Top of Text block
Atousa: Exactly. And I think that’s, you bring up a good point that traditionally, in most cultures, most areas, they’ve taught the men, you know, you shouldn’t cry, you shouldn’t show emotions. And then they’ve told women that you’re too emotional. And then women try not to be emotional as well not to have those emotions, because then, you know, you’re a crazy woman, and you know, you’re, you know, hormonal, or whatever, they attach all these things to it.

So everybody in their own way, is trying to fight emotions. And we are where we are, because of it,

Richard: I found that I actually take my emotion, whatever it is, and I put it in my stomach, put my anger here and my anxiety in the stomach. And it produces some interesting physical effects. And I’ve had to get quite a bit of counseling to figure that out and kind of burn it off, so to speak, and let it out. Because yeah, it’s not healthy, keeping it inside, and it does stick around.
Bottom of Text block
Top of Data listing
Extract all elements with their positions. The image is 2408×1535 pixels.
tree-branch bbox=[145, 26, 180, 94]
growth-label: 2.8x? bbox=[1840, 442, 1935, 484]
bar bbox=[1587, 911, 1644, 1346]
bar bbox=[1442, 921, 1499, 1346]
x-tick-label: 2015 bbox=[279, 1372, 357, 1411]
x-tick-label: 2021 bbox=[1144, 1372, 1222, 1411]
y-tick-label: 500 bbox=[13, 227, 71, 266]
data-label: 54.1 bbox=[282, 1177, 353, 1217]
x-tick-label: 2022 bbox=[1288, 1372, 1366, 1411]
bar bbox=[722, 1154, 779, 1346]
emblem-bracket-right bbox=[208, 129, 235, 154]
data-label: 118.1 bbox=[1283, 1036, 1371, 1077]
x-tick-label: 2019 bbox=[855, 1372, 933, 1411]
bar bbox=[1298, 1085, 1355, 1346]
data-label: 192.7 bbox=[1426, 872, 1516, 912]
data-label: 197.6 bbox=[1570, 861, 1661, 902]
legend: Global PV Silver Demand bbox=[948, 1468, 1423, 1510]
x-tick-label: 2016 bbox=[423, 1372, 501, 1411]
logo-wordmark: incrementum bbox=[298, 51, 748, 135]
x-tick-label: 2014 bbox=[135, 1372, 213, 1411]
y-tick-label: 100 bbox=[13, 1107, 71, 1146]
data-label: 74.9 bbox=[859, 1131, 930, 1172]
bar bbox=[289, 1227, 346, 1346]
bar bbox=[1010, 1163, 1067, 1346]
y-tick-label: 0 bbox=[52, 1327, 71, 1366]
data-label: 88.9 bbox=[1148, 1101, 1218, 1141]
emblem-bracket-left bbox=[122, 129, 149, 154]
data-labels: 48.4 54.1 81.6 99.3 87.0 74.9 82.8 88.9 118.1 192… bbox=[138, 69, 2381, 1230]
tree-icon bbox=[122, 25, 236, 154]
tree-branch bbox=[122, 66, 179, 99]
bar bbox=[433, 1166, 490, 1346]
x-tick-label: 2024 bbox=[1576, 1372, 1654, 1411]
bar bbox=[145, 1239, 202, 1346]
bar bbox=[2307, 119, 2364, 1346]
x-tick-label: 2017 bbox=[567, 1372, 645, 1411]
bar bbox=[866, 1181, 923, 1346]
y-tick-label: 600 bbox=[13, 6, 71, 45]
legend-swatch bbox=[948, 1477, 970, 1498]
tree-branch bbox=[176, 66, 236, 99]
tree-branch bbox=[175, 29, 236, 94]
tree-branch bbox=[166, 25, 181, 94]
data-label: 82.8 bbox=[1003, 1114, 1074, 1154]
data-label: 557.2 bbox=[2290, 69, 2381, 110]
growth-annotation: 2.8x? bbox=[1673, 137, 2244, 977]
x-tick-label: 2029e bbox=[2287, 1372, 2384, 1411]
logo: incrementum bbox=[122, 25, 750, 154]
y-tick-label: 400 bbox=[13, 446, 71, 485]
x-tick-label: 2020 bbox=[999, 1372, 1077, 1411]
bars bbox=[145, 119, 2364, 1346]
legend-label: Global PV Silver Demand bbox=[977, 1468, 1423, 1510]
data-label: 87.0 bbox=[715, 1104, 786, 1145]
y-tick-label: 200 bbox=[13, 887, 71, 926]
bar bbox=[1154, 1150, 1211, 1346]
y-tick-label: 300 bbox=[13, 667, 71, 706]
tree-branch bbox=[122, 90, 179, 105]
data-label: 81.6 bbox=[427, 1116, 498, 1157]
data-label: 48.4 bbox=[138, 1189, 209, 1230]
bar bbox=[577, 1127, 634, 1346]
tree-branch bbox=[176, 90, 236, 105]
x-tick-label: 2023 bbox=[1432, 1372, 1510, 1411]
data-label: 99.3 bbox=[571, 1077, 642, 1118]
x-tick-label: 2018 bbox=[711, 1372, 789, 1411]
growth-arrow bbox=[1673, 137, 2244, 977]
Bottom of Data listing
— Work instruction A —
According to the transcript, where does Richard put anger and anxiety?
— Work instruction B —
Quote the transcript between "Atousa: Exactly. And" and "things to it.", inclusive.
— Work instruction C —
Decide whether each statement agrees with the transcript, and support each answer with the transcript's own words: (i) Atousa says men have traditionally been taught not to cry. (ii) Richard says keeping emotion inside is healthy. (iii) Richard worked this out without any counseling.
Nothing in the items is needed here.

— Result A —
In the stomach.

— Result B —
Atousa: Exactly. And I think that’s, you bring up a good point that traditionally, in most cultures, most areas, they’ve taught the men, you know, you shouldn’t cry, you shouldn’t show emotions. And then they’ve told women that you’re too emotional. And then women try not to be emotional as well not to have those emotions, because then, you know, you’re a crazy woman, and you know, you’re, you know, hormonal, or whatever, they attach all these things to it.

— Result C —
(i) Yes: "they’ve taught the men, you know, you shouldn’t cry"
(ii) No: "it’s not healthy, keeping it inside"
(iii) No: "I’ve had to get quite a bit of counseling to figure that out"